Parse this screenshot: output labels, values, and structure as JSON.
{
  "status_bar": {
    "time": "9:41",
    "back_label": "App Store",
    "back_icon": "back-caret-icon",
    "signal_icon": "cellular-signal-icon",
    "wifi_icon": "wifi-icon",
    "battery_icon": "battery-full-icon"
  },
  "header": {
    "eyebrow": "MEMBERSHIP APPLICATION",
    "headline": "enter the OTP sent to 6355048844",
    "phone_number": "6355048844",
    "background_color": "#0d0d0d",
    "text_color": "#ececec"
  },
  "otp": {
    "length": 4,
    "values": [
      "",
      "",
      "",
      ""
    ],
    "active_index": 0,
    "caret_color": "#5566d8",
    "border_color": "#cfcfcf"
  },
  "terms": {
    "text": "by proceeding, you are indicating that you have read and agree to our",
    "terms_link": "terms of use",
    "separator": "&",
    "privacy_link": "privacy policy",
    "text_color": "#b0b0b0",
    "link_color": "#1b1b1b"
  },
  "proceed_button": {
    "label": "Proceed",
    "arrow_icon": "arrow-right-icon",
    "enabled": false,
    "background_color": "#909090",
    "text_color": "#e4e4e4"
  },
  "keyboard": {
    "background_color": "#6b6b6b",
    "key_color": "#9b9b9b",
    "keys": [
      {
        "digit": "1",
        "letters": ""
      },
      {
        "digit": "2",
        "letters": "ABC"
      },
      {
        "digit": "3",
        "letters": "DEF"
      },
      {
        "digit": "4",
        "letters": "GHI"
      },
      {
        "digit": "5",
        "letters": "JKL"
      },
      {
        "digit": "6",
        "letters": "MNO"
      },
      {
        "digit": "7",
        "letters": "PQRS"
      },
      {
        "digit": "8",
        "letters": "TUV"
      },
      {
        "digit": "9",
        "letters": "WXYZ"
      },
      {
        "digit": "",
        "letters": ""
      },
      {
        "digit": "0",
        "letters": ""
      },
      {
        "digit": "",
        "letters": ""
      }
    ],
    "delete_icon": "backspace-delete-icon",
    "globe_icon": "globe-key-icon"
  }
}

********************

> _Task goal_
Each line of the material above either contains the word "icon" or does not; state how many do, and nothing else.

> _Output_
7